→ GIVEN RECORDS:
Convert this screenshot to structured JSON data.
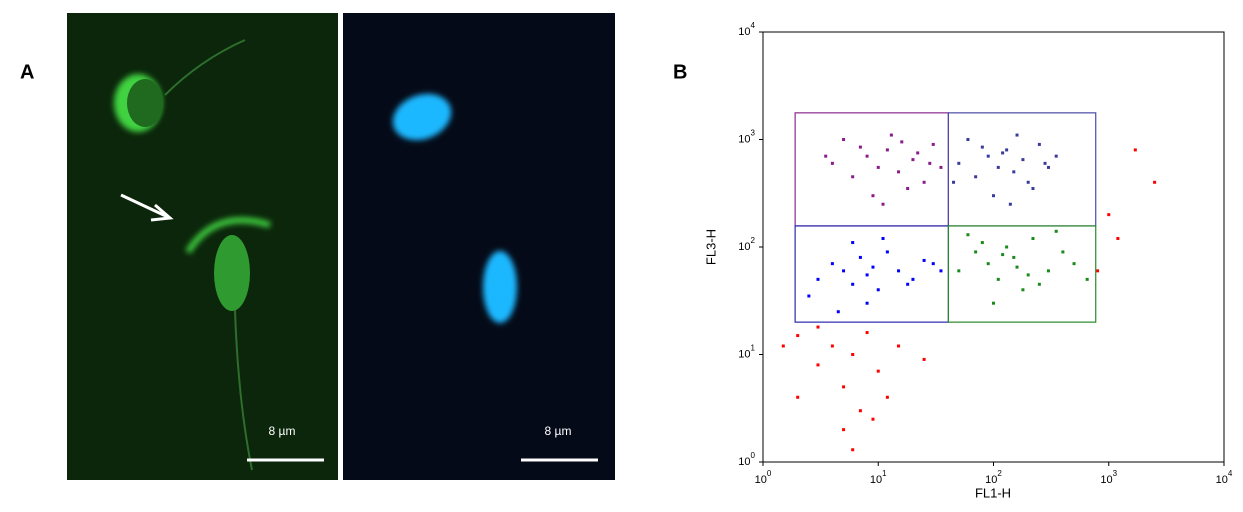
{
  "panel_a": {
    "label": "A",
    "scale_bar_labels": [
      "8 µm",
      "8 µm"
    ]
  },
  "chart_data": {
    "type": "scatter",
    "panel_label": "B",
    "x_label": "FL1-H",
    "y_label": "FL3-H",
    "log_x": true,
    "log_y": true,
    "xlim": [
      1,
      10000
    ],
    "ylim": [
      1,
      10000
    ],
    "xticks": [
      {
        "value": 1,
        "label": "10^0"
      },
      {
        "value": 10,
        "label": "10^1"
      },
      {
        "value": 100,
        "label": "10^2"
      },
      {
        "value": 1000,
        "label": "10^3"
      },
      {
        "value": 10000,
        "label": "10^4"
      }
    ],
    "yticks": [
      {
        "value": 1,
        "label": "10^0"
      },
      {
        "value": 10,
        "label": "10^1"
      },
      {
        "value": 100,
        "label": "10^2"
      },
      {
        "value": 1000,
        "label": "10^3"
      },
      {
        "value": 10000,
        "label": "10^4"
      }
    ],
    "gates": [
      {
        "color": "#8b2a8b",
        "xlim": [
          1.9,
          40.6
        ],
        "ylim": [
          157,
          1770
        ]
      },
      {
        "color": "#4a4aa8",
        "xlim": [
          40.6,
          771
        ],
        "ylim": [
          157,
          1770
        ]
      },
      {
        "color": "#2a2ab0",
        "xlim": [
          1.9,
          40.6
        ],
        "ylim": [
          20,
          157
        ]
      },
      {
        "color": "#2a8a2a",
        "xlim": [
          40.6,
          771
        ],
        "ylim": [
          20,
          157
        ]
      }
    ],
    "series": [
      {
        "color": "#8b1a8b",
        "x": [
          4,
          6,
          8,
          10,
          12,
          15,
          20,
          25,
          30,
          35,
          5,
          9,
          13,
          18,
          22,
          7,
          11,
          28,
          16,
          3.5
        ],
        "y": [
          600,
          450,
          700,
          550,
          800,
          500,
          650,
          400,
          900,
          550,
          1000,
          300,
          1100,
          350,
          750,
          850,
          250,
          600,
          950,
          700
        ]
      },
      {
        "color": "#3a3a9a",
        "x": [
          50,
          70,
          90,
          110,
          130,
          150,
          180,
          200,
          250,
          300,
          60,
          100,
          160,
          220,
          120,
          80,
          140,
          280,
          45,
          350
        ],
        "y": [
          600,
          450,
          700,
          550,
          800,
          500,
          650,
          400,
          900,
          550,
          1000,
          300,
          1100,
          350,
          750,
          850,
          250,
          600,
          400,
          700
        ]
      },
      {
        "color": "#0000ff",
        "x": [
          3,
          4,
          5,
          6,
          7,
          8,
          9,
          10,
          12,
          15,
          20,
          25,
          2.5,
          6,
          8,
          11,
          18,
          30,
          4.5,
          35
        ],
        "y": [
          50,
          70,
          60,
          45,
          80,
          55,
          65,
          40,
          90,
          60,
          50,
          75,
          35,
          110,
          30,
          120,
          45,
          70,
          25,
          60
        ]
      },
      {
        "color": "#1a8a1a",
        "x": [
          50,
          70,
          90,
          110,
          130,
          150,
          180,
          220,
          300,
          400,
          60,
          100,
          250,
          500,
          80,
          160,
          350,
          120,
          200,
          650
        ],
        "y": [
          60,
          90,
          70,
          50,
          100,
          80,
          40,
          120,
          60,
          90,
          130,
          30,
          45,
          70,
          110,
          65,
          140,
          85,
          55,
          50
        ]
      },
      {
        "color": "#ff0000",
        "x": [
          2,
          3,
          4,
          5,
          6,
          7,
          8,
          10,
          12,
          5,
          3,
          9,
          15,
          25,
          1.5,
          6,
          1700,
          2500,
          1200,
          800,
          1000,
          2
        ],
        "y": [
          15,
          8,
          12,
          5,
          10,
          3,
          16,
          7,
          4,
          2,
          18,
          2.5,
          12,
          9,
          12,
          1.3,
          800,
          400,
          120,
          60,
          200,
          4
        ]
      }
    ]
  }
}
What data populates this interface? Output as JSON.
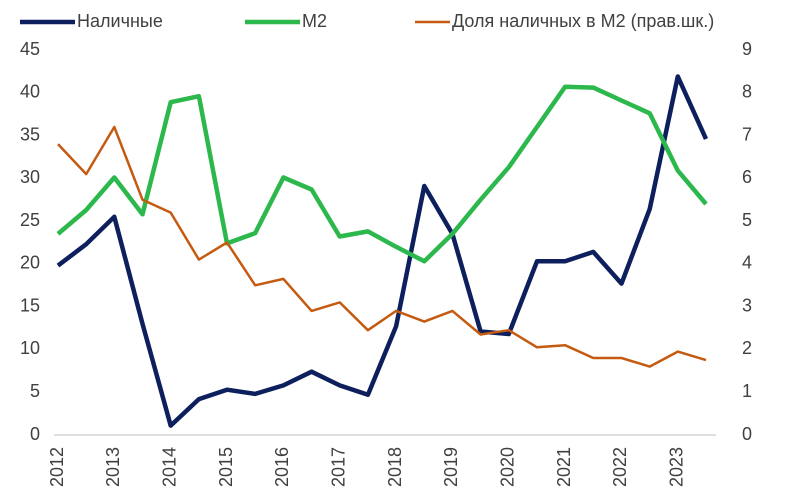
{
  "chart_data": {
    "type": "line",
    "categories": [
      "2012",
      null,
      "2013",
      null,
      "2014",
      null,
      "2015",
      null,
      "2016",
      null,
      "2017",
      null,
      "2018",
      null,
      "2019",
      null,
      "2020",
      null,
      "2021",
      null,
      "2022",
      null,
      "2023",
      null
    ],
    "series": [
      {
        "name": "Наличные",
        "color": "#0d1f5c",
        "values": [
          19.8,
          22.3,
          25.5,
          13,
          1.1,
          4.2,
          5.3,
          4.8,
          5.8,
          7.4,
          5.8,
          4.7,
          12.7,
          29.1,
          23.5,
          12.1,
          11.8,
          20.3,
          20.3,
          21.4,
          17.7,
          26.4,
          41.9,
          34.6
        ]
      },
      {
        "name": "M2",
        "color": "#2db84d",
        "values": [
          23.5,
          26.3,
          30.1,
          25.8,
          38.9,
          39.6,
          22.4,
          23.6,
          30.1,
          28.7,
          23.2,
          23.8,
          22.0,
          20.3,
          23.5,
          27.5,
          31.3,
          36.0,
          40.7,
          40.6,
          39.1,
          37.6,
          30.9,
          27.0
        ]
      },
      {
        "name": "Доля наличных в М2 (прав.шк.)",
        "color": "#c55a11",
        "axis": "y2",
        "values": [
          6.8,
          6.1,
          7.2,
          5.5,
          5.2,
          4.1,
          4.5,
          3.5,
          3.65,
          2.9,
          3.1,
          2.45,
          2.9,
          2.65,
          2.9,
          2.35,
          2.45,
          2.05,
          2.1,
          1.8,
          1.8,
          1.6,
          1.95,
          1.75
        ]
      }
    ],
    "ylim": [
      0,
      45
    ],
    "yticks": [
      0,
      5,
      10,
      15,
      20,
      25,
      30,
      35,
      40,
      45
    ],
    "y2lim": [
      0,
      9
    ],
    "y2ticks": [
      0,
      1,
      2,
      3,
      4,
      5,
      6,
      7,
      8,
      9
    ],
    "grid": false,
    "legend": "top"
  }
}
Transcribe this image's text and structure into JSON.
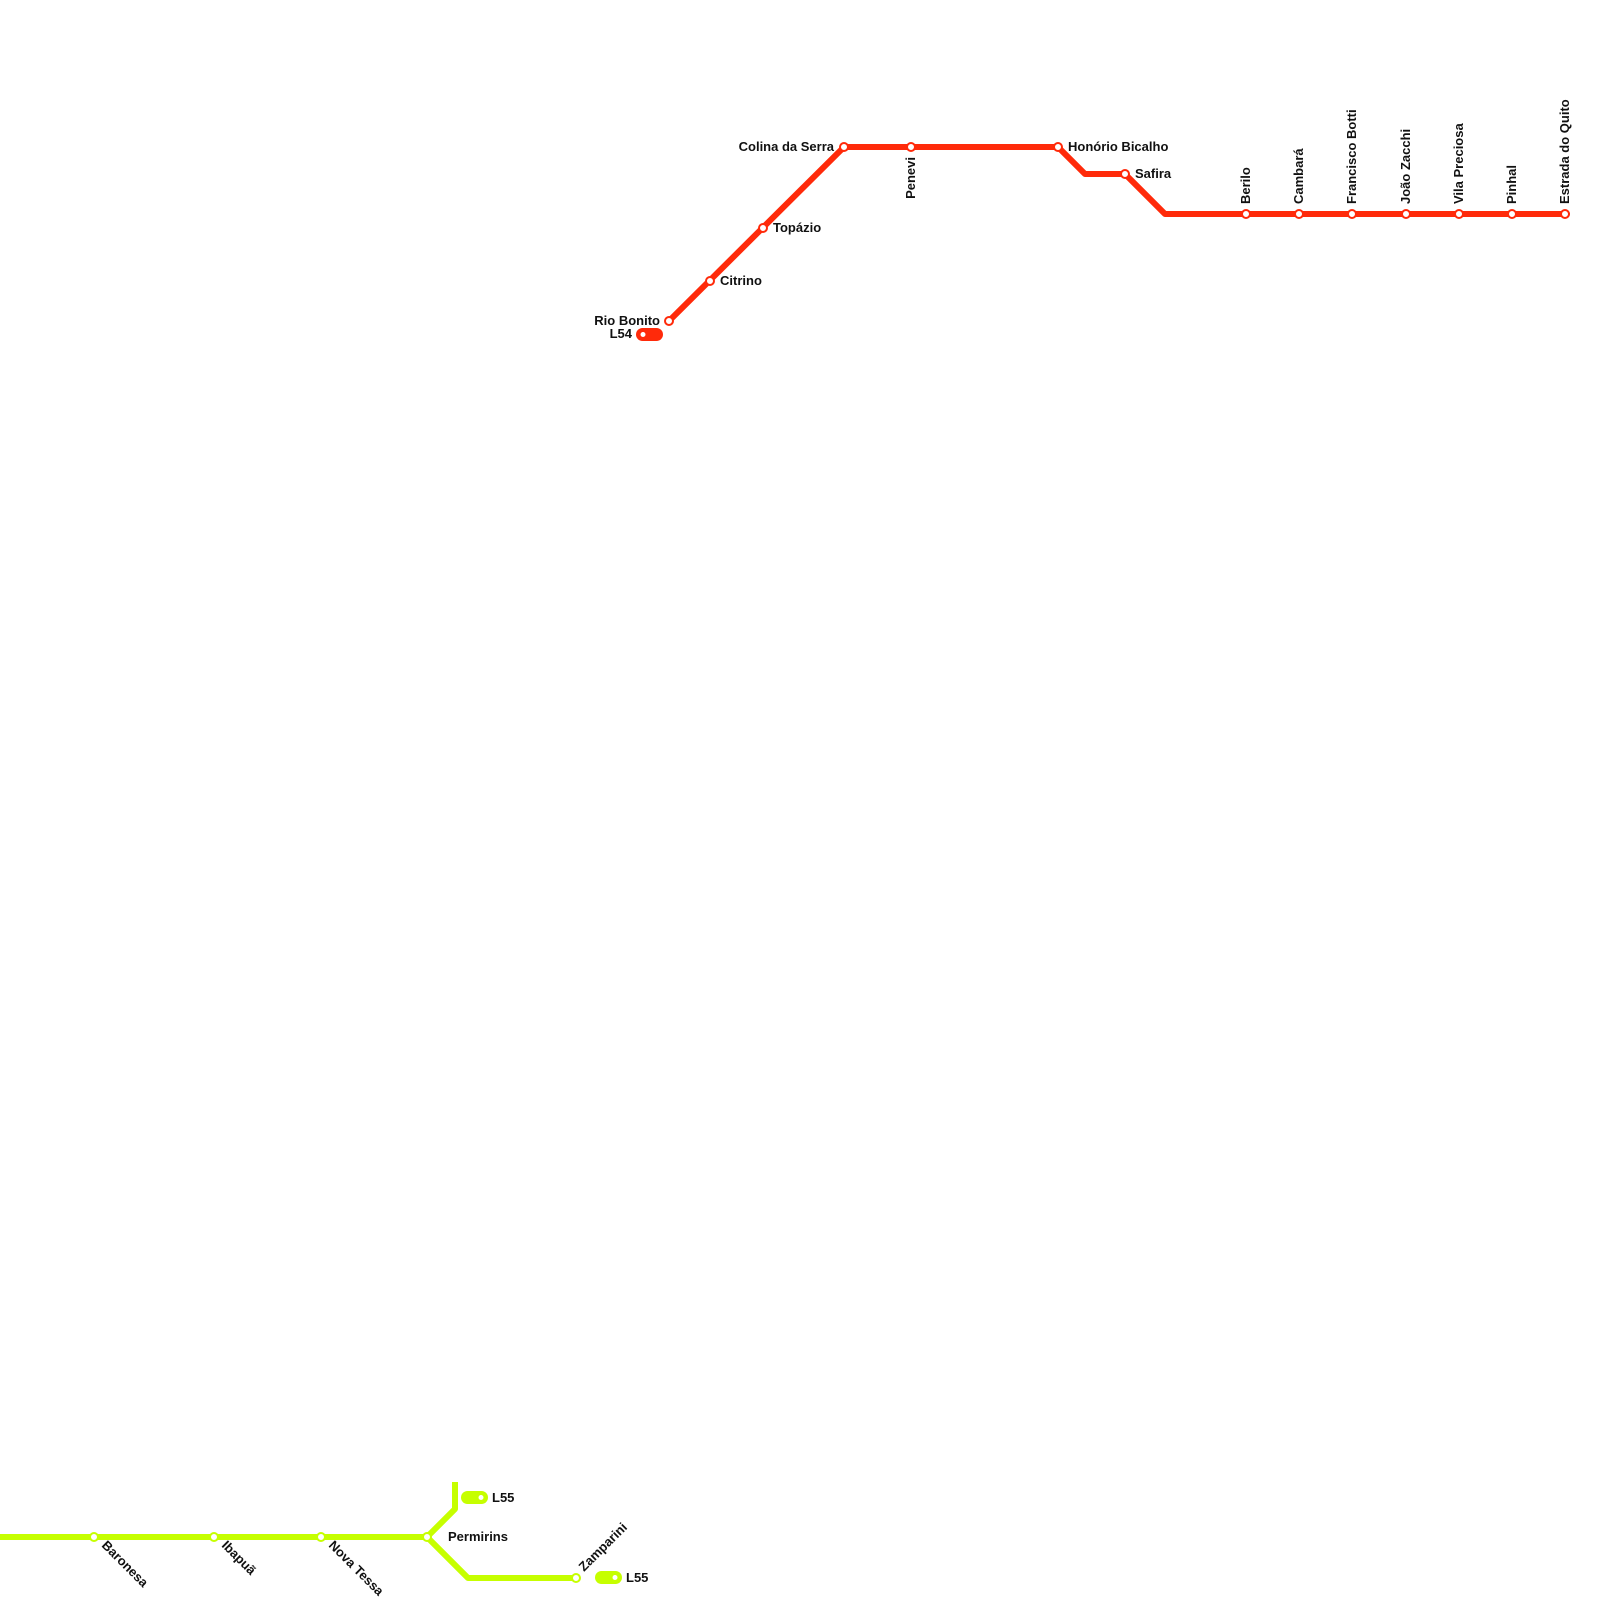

→ YOUR GOAL: Repeat the material verbatim. Do not carry over any picture.

→ RIGHT ANSWER:
Convert this screenshot to structured JSON data.
{
  "panel_a": {
    "label": "A",
    "scale_bar_labels": [
      "8 µm",
      "8 µm"
    ]
  },
  "chart_data": {
    "type": "scatter",
    "panel_label": "B",
    "x_label": "FL1-H",
    "y_label": "FL3-H",
    "log_x": true,
    "log_y": true,
    "xlim": [
      1,
      10000
    ],
    "ylim": [
      1,
      10000
    ],
    "xticks": [
      {
        "value": 1,
        "label": "10^0"
      },
      {
        "value": 10,
        "label": "10^1"
      },
      {
        "value": 100,
        "label": "10^2"
      },
      {
        "value": 1000,
        "label": "10^3"
      },
      {
        "value": 10000,
        "label": "10^4"
      }
    ],
    "yticks": [
      {
        "value": 1,
        "label": "10^0"
      },
      {
        "value": 10,
        "label": "10^1"
      },
      {
        "value": 100,
        "label": "10^2"
      },
      {
        "value": 1000,
        "label": "10^3"
      },
      {
        "value": 10000,
        "label": "10^4"
      }
    ],
    "gates": [
      {
        "color": "#8b2a8b",
        "xlim": [
          1.9,
          40.6
        ],
        "ylim": [
          157,
          1770
        ]
      },
      {
        "color": "#4a4aa8",
        "xlim": [
          40.6,
          771
        ],
        "ylim": [
          157,
          1770
        ]
      },
      {
        "color": "#2a2ab0",
        "xlim": [
          1.9,
          40.6
        ],
        "ylim": [
          20,
          157
        ]
      },
      {
        "color": "#2a8a2a",
        "xlim": [
          40.6,
          771
        ],
        "ylim": [
          20,
          157
        ]
      }
    ],
    "series": [
      {
        "color": "#8b1a8b",
        "x": [
          4,
          6,
          8,
          10,
          12,
          15,
          20,
          25,
          30,
          35,
          5,
          9,
          13,
          18,
          22,
          7,
          11,
          28,
          16,
          3.5
        ],
        "y": [
          600,
          450,
          700,
          550,
          800,
          500,
          650,
          400,
          900,
          550,
          1000,
          300,
          1100,
          350,
          750,
          850,
          250,
          600,
          950,
          700
        ]
      },
      {
        "color": "#3a3a9a",
        "x": [
          50,
          70,
          90,
          110,
          130,
          150,
          180,
          200,
          250,
          300,
          60,
          100,
          160,
          220,
          120,
          80,
          140,
          280,
          45,
          350
        ],
        "y": [
          600,
          450,
          700,
          550,
          800,
          500,
          650,
          400,
          900,
          550,
          1000,
          300,
          1100,
          350,
          750,
          850,
          250,
          600,
          400,
          700
        ]
      },
      {
        "color": "#0000ff",
        "x": [
          3,
          4,
          5,
          6,
          7,
          8,
          9,
          10,
          12,
          15,
          20,
          25,
          2.5,
          6,
          8,
          11,
          18,
          30,
          4.5,
          35
        ],
        "y": [
          50,
          70,
          60,
          45,
          80,
          55,
          65,
          40,
          90,
          60,
          50,
          75,
          35,
          110,
          30,
          120,
          45,
          70,
          25,
          60
        ]
      },
      {
        "color": "#1a8a1a",
        "x": [
          50,
          70,
          90,
          110,
          130,
          150,
          180,
          220,
          300,
          400,
          60,
          100,
          250,
          500,
          80,
          160,
          350,
          120,
          200,
          650
        ],
        "y": [
          60,
          90,
          70,
          50,
          100,
          80,
          40,
          120,
          60,
          90,
          130,
          30,
          45,
          70,
          110,
          65,
          140,
          85,
          55,
          50
        ]
      },
      {
        "color": "#ff0000",
        "x": [
          2,
          3,
          4,
          5,
          6,
          7,
          8,
          10,
          12,
          5,
          3,
          9,
          15,
          25,
          1.5,
          6,
          1700,
          2500,
          1200,
          800,
          1000,
          2
        ],
        "y": [
          15,
          8,
          12,
          5,
          10,
          3,
          16,
          7,
          4,
          2,
          18,
          2.5,
          12,
          9,
          12,
          1.3,
          800,
          400,
          120,
          60,
          200,
          4
        ]
      }
    ]
  }
}
What data populates this interface? Output as JSON.
{
  "chart_data": {
    "type": "line",
    "categories": [
      "2012",
      null,
      "2013",
      null,
      "2014",
      null,
      "2015",
      null,
      "2016",
      null,
      "2017",
      null,
      "2018",
      null,
      "2019",
      null,
      "2020",
      null,
      "2021",
      null,
      "2022",
      null,
      "2023",
      null
    ],
    "series": [
      {
        "name": "Наличные",
        "color": "#0d1f5c",
        "values": [
          19.8,
          22.3,
          25.5,
          13,
          1.1,
          4.2,
          5.3,
          4.8,
          5.8,
          7.4,
          5.8,
          4.7,
          12.7,
          29.1,
          23.5,
          12.1,
          11.8,
          20.3,
          20.3,
          21.4,
          17.7,
          26.4,
          41.9,
          34.6
        ]
      },
      {
        "name": "M2",
        "color": "#2db84d",
        "values": [
          23.5,
          26.3,
          30.1,
          25.8,
          38.9,
          39.6,
          22.4,
          23.6,
          30.1,
          28.7,
          23.2,
          23.8,
          22.0,
          20.3,
          23.5,
          27.5,
          31.3,
          36.0,
          40.7,
          40.6,
          39.1,
          37.6,
          30.9,
          27.0
        ]
      },
      {
        "name": "Доля наличных в М2 (прав.шк.)",
        "color": "#c55a11",
        "axis": "y2",
        "values": [
          6.8,
          6.1,
          7.2,
          5.5,
          5.2,
          4.1,
          4.5,
          3.5,
          3.65,
          2.9,
          3.1,
          2.45,
          2.9,
          2.65,
          2.9,
          2.35,
          2.45,
          2.05,
          2.1,
          1.8,
          1.8,
          1.6,
          1.95,
          1.75
        ]
      }
    ],
    "ylim": [
      0,
      45
    ],
    "yticks": [
      0,
      5,
      10,
      15,
      20,
      25,
      30,
      35,
      40,
      45
    ],
    "y2lim": [
      0,
      9
    ],
    "y2ticks": [
      0,
      1,
      2,
      3,
      4,
      5,
      6,
      7,
      8,
      9
    ],
    "grid": false,
    "legend": "top"
  }
}
Transcribe this image's text and structure into JSON.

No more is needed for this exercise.